Leave the pictures out, and retype all of the material exactly as written.

---- RECORDS FOR PROCESSING

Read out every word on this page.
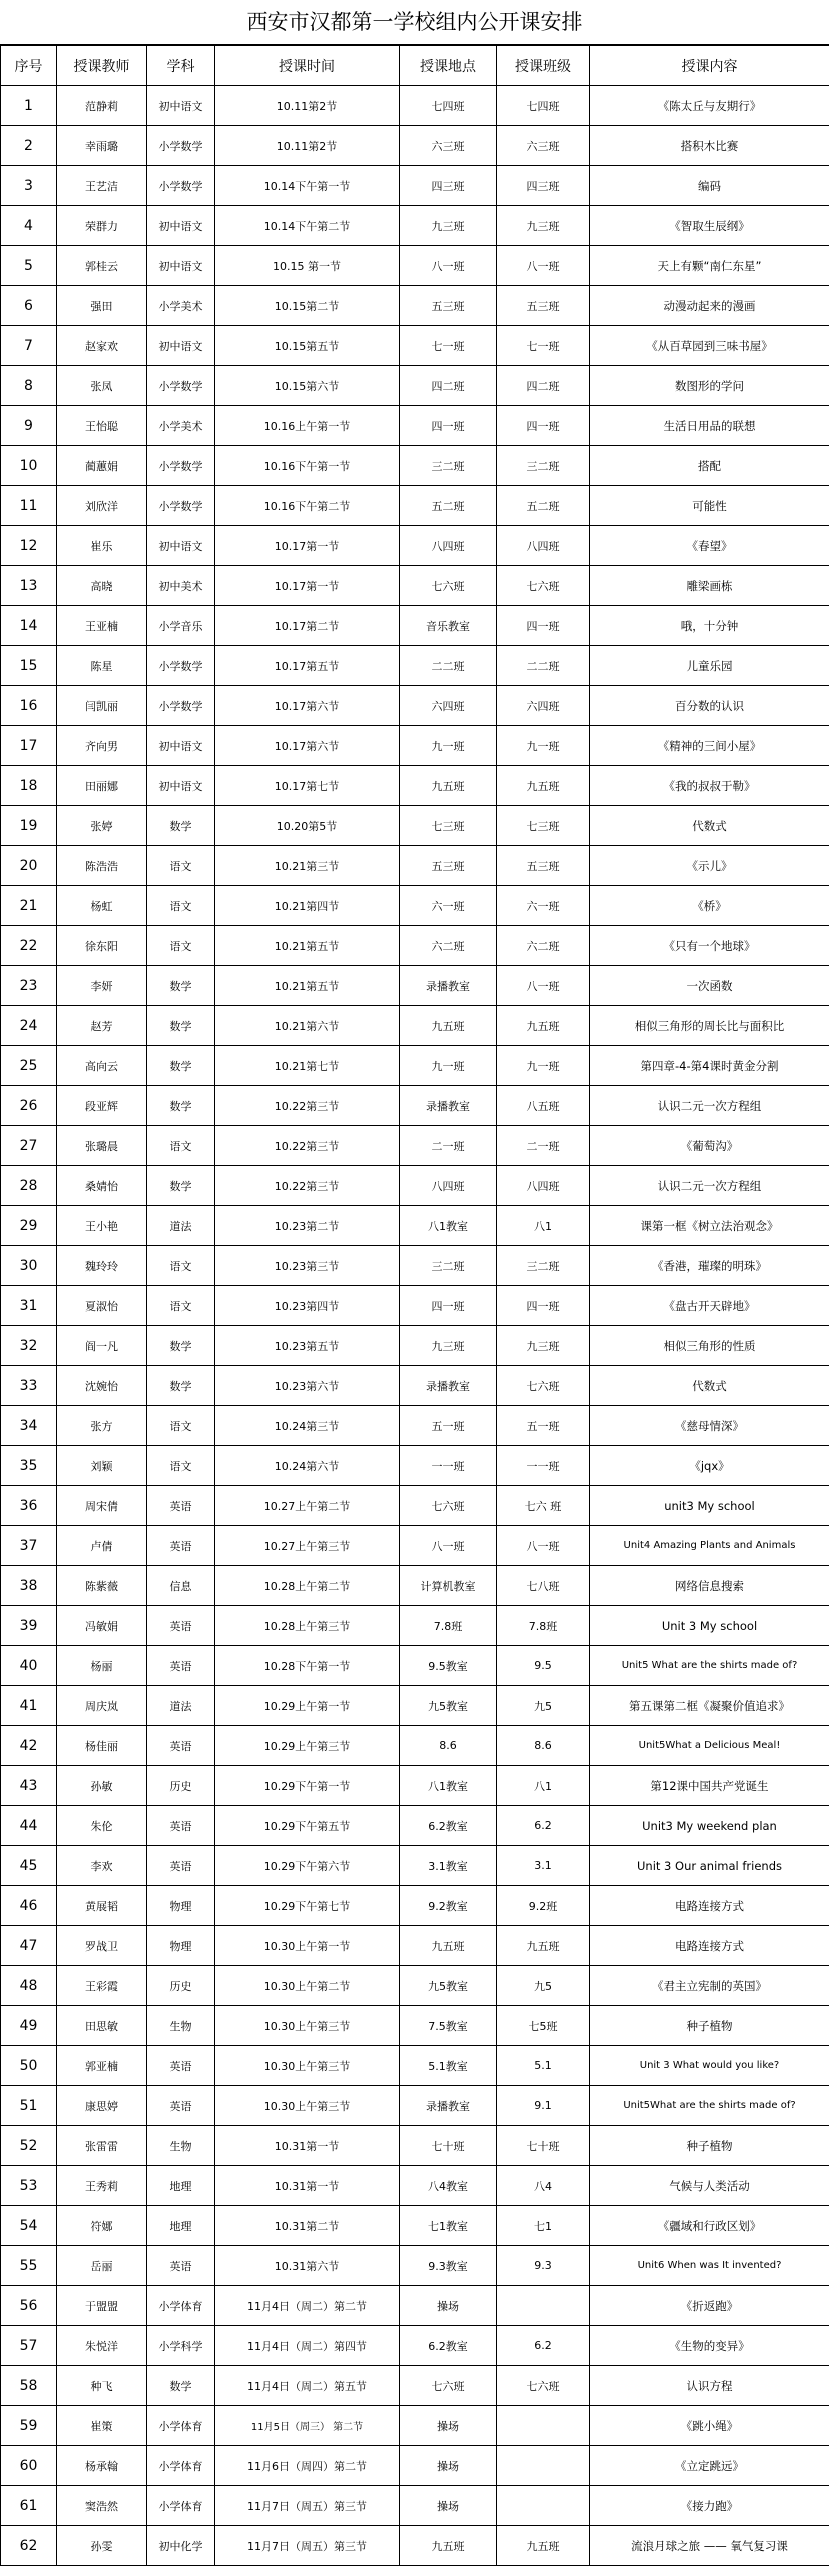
西安市汉都第一学校组内公开课安排
序号	授课教师	学科	授课时间	授课地点	授课班级	授课内容
1	范静莉	初中语文	10.11第2节	七四班	七四班	《陈太丘与友期行》
2	幸雨璐	小学数学	10.11第2节	六三班	六三班	搭积木比赛
3	王艺洁	小学数学	10.14下午第一节	四三班	四三班	编码
4	荣群力	初中语文	10.14下午第二节	九三班	九三班	《智取生辰纲》
5	郭桂云	初中语文	10.15 第一节	八一班	八一班	天上有颗“南仁东星”
6	强田	小学美术	10.15第二节	五三班	五三班	动漫动起来的漫画
7	赵家欢	初中语文	10.15第五节	七一班	七一班	《从百草园到三味书屋》
8	张凤	小学数学	10.15第六节	四二班	四二班	数图形的学问
9	王怡聪	小学美术	10.16上午第一节	四一班	四一班	生活日用品的联想
10	蔺蕙娟	小学数学	10.16下午第一节	三二班	三二班	搭配
11	刘欣洋	小学数学	10.16下午第二节	五二班	五二班	可能性
12	崔乐	初中语文	10.17第一节	八四班	八四班	《春望》
13	高晓	初中美术	10.17第一节	七六班	七六班	雕梁画栋
14	王亚楠	小学音乐	10.17第二节	音乐教室	四一班	哦，十分钟
15	陈星	小学数学	10.17第五节	二二班	二二班	儿童乐园
16	闫凯丽	小学数学	10.17第六节	六四班	六四班	百分数的认识
17	齐向男	初中语文	10.17第六节	九一班	九一班	《精神的三间小屋》
18	田丽娜	初中语文	10.17第七节	九五班	九五班	《我的叔叔于勒》
19	张婷	数学	10.20第5节	七三班	七三班	代数式
20	陈浩浩	语文	10.21第三节	五三班	五三班	《示儿》
21	杨虹	语文	10.21第四节	六一班	六一班	《桥》
22	徐东阳	语文	10.21第五节	六二班	六二班	《只有一个地球》
23	李妍	数学	10.21第五节	录播教室	八一班	一次函数
24	赵芳	数学	10.21第六节	九五班	九五班	相似三角形的周长比与面积比
25	高向云	数学	10.21第七节	九一班	九一班	第四章-4-第4课时黄金分割
26	段亚辉	数学	10.22第三节	录播教室	八五班	认识二元一次方程组
27	张璐晨	语文	10.22第三节	二一班	二一班	《葡萄沟》
28	桑婧怡	数学	10.22第三节	八四班	八四班	认识二元一次方程组
29	王小艳	道法	10.23第二节	八1教室	八1	课第一框《树立法治观念》
30	魏玲玲	语文	10.23第三节	三二班	三二班	《香港，璀璨的明珠》
31	夏淑怡	语文	10.23第四节	四一班	四一班	《盘古开天辟地》
32	阎一凡	数学	10.23第五节	九三班	九三班	相似三角形的性质
33	沈婉怡	数学	10.23第六节	录播教室	七六班	代数式
34	张方	语文	10.24第三节	五一班	五一班	《慈母情深》
35	刘颖	语文	10.24第六节	一一班	一一班	《jqx》
36	周宋倩	英语	10.27上午第二节	七六班	七六 班	unit3 My school
37	卢倩	英语	10.27上午第三节	八一班	八一班	Unit4 Amazing Plants and Animals
38	陈紫薇	信息	10.28上午第二节	计算机教室	七八班	网络信息搜索
39	冯敏娟	英语	10.28上午第三节	7.8班	7.8班	Unit 3 My school
40	杨丽	英语	10.28下午第一节	9.5教室	9.5	Unit5 What are the shirts made of?
41	周庆岚	道法	10.29上午第一节	九5教室	九5	第五课第二框《凝聚价值追求》
42	杨佳丽	英语	10.29上午第三节	8.6	8.6	Unit5What a Delicious Meal!
43	孙敏	历史	10.29下午第一节	八1教室	八1	第12课中国共产党诞生
44	朱伦	英语	10.29下午第五节	6.2教室	6.2	Unit3 My weekend plan
45	李欢	英语	10.29下午第六节	3.1教室	3.1	Unit 3 Our animal friends
46	黄展韬	物理	10.29下午第七节	9.2教室	9.2班	电路连接方式
47	罗战卫	物理	10.30上午第一节	九五班	九五班	电路连接方式
48	王彩霞	历史	10.30上午第二节	九5教室	九5	《君主立宪制的英国》
49	田思敏	生物	10.30上午第三节	7.5教室	七5班	种子植物
50	郭亚楠	英语	10.30上午第三节	5.1教室	5.1	Unit 3 What would you like?
51	康思婷	英语	10.30上午第三节	录播教室	9.1	Unit5What are the shirts made of?
52	张雷雷	生物	10.31第一节	七十班	七十班	种子植物
53	王秀莉	地理	10.31第一节	八4教室	八4	气候与人类活动
54	符娜	地理	10.31第二节	七1教室	七1	《疆域和行政区划》
55	岳丽	英语	10.31第六节	9.3教室	9.3	Unit6 When was It invented?
56	于盟盟	小学体育	11月4日（周二）第二节	操场		《折返跑》
57	朱悦洋	小学科学	11月4日（周二）第四节	6.2教室	6.2	《生物的变异》
58	种飞	数学	11月4日（周二）第五节	七六班	七六班	认识方程
59	崔策	小学体育	11月5日（周三） 第二节	操场		《跳小绳》
60	杨承翰	小学体育	11月6日（周四）第二节	操场		《立定跳远》
61	窦浩然	小学体育	11月7日（周五）第三节	操场		《接力跑》
62	孙雯	初中化学	11月7日（周五）第三节	九五班	九五班	流浪月球之旅 —— 氧气复习课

--------

• SOLUTION TO THE PROBLEM:
Read out every word on this page.
西安市汉都第一学校组内公开课安排
序号	授课教师	学科	授课时间	授课地点	授课班级	授课内容
1	范静莉	初中语文	10.11第2节	七四班	七四班	《陈太丘与友期行》
2	幸雨璐	小学数学	10.11第2节	六三班	六三班	搭积木比赛
3	王艺洁	小学数学	10.14下午第一节	四三班	四三班	编码
4	荣群力	初中语文	10.14下午第二节	九三班	九三班	《智取生辰纲》
5	郭桂云	初中语文	10.15 第一节	八一班	八一班	天上有颗“南仁东星”
6	强田	小学美术	10.15第二节	五三班	五三班	动漫动起来的漫画
7	赵家欢	初中语文	10.15第五节	七一班	七一班	《从百草园到三味书屋》
8	张凤	小学数学	10.15第六节	四二班	四二班	数图形的学问
9	王怡聪	小学美术	10.16上午第一节	四一班	四一班	生活日用品的联想
10	蔺蕙娟	小学数学	10.16下午第一节	三二班	三二班	搭配
11	刘欣洋	小学数学	10.16下午第二节	五二班	五二班	可能性
12	崔乐	初中语文	10.17第一节	八四班	八四班	《春望》
13	高晓	初中美术	10.17第一节	七六班	七六班	雕梁画栋
14	王亚楠	小学音乐	10.17第二节	音乐教室	四一班	哦，十分钟
15	陈星	小学数学	10.17第五节	二二班	二二班	儿童乐园
16	闫凯丽	小学数学	10.17第六节	六四班	六四班	百分数的认识
17	齐向男	初中语文	10.17第六节	九一班	九一班	《精神的三间小屋》
18	田丽娜	初中语文	10.17第七节	九五班	九五班	《我的叔叔于勒》
19	张婷	数学	10.20第5节	七三班	七三班	代数式
20	陈浩浩	语文	10.21第三节	五三班	五三班	《示儿》
21	杨虹	语文	10.21第四节	六一班	六一班	《桥》
22	徐东阳	语文	10.21第五节	六二班	六二班	《只有一个地球》
23	李妍	数学	10.21第五节	录播教室	八一班	一次函数
24	赵芳	数学	10.21第六节	九五班	九五班	相似三角形的周长比与面积比
25	高向云	数学	10.21第七节	九一班	九一班	第四章-4-第4课时黄金分割
26	段亚辉	数学	10.22第三节	录播教室	八五班	认识二元一次方程组
27	张璐晨	语文	10.22第三节	二一班	二一班	《葡萄沟》
28	桑婧怡	数学	10.22第三节	八四班	八四班	认识二元一次方程组
29	王小艳	道法	10.23第二节	八1教室	八1	课第一框《树立法治观念》
30	魏玲玲	语文	10.23第三节	三二班	三二班	《香港，璀璨的明珠》
31	夏淑怡	语文	10.23第四节	四一班	四一班	《盘古开天辟地》
32	阎一凡	数学	10.23第五节	九三班	九三班	相似三角形的性质
33	沈婉怡	数学	10.23第六节	录播教室	七六班	代数式
34	张方	语文	10.24第三节	五一班	五一班	《慈母情深》
35	刘颖	语文	10.24第六节	一一班	一一班	《jqx》
36	周宋倩	英语	10.27上午第二节	七六班	七六 班	unit3 My school
37	卢倩	英语	10.27上午第三节	八一班	八一班	Unit4 Amazing Plants and Animals
38	陈紫薇	信息	10.28上午第二节	计算机教室	七八班	网络信息搜索
39	冯敏娟	英语	10.28上午第三节	7.8班	7.8班	Unit 3 My school
40	杨丽	英语	10.28下午第一节	9.5教室	9.5	Unit5 What are the shirts made of?
41	周庆岚	道法	10.29上午第一节	九5教室	九5	第五课第二框《凝聚价值追求》
42	杨佳丽	英语	10.29上午第三节	8.6	8.6	Unit5What a Delicious Meal!
43	孙敏	历史	10.29下午第一节	八1教室	八1	第12课中国共产党诞生
44	朱伦	英语	10.29下午第五节	6.2教室	6.2	Unit3 My weekend plan
45	李欢	英语	10.29下午第六节	3.1教室	3.1	Unit 3 Our animal friends
46	黄展韬	物理	10.29下午第七节	9.2教室	9.2班	电路连接方式
47	罗战卫	物理	10.30上午第一节	九五班	九五班	电路连接方式
48	王彩霞	历史	10.30上午第二节	九5教室	九5	《君主立宪制的英国》
49	田思敏	生物	10.30上午第三节	7.5教室	七5班	种子植物
50	郭亚楠	英语	10.30上午第三节	5.1教室	5.1	Unit 3 What would you like?
51	康思婷	英语	10.30上午第三节	录播教室	9.1	Unit5What are the shirts made of?
52	张雷雷	生物	10.31第一节	七十班	七十班	种子植物
53	王秀莉	地理	10.31第一节	八4教室	八4	气候与人类活动
54	符娜	地理	10.31第二节	七1教室	七1	《疆域和行政区划》
55	岳丽	英语	10.31第六节	9.3教室	9.3	Unit6 When was It invented?
56	于盟盟	小学体育	11月4日（周二）第二节	操场		《折返跑》
57	朱悦洋	小学科学	11月4日（周二）第四节	6.2教室	6.2	《生物的变异》
58	种飞	数学	11月4日（周二）第五节	七六班	七六班	认识方程
59	崔策	小学体育	11月5日（周三） 第二节	操场		《跳小绳》
60	杨承翰	小学体育	11月6日（周四）第二节	操场		《立定跳远》
61	窦浩然	小学体育	11月7日（周五）第三节	操场		《接力跑》
62	孙雯	初中化学	11月7日（周五）第三节	九五班	九五班	流浪月球之旅 —— 氧气复习课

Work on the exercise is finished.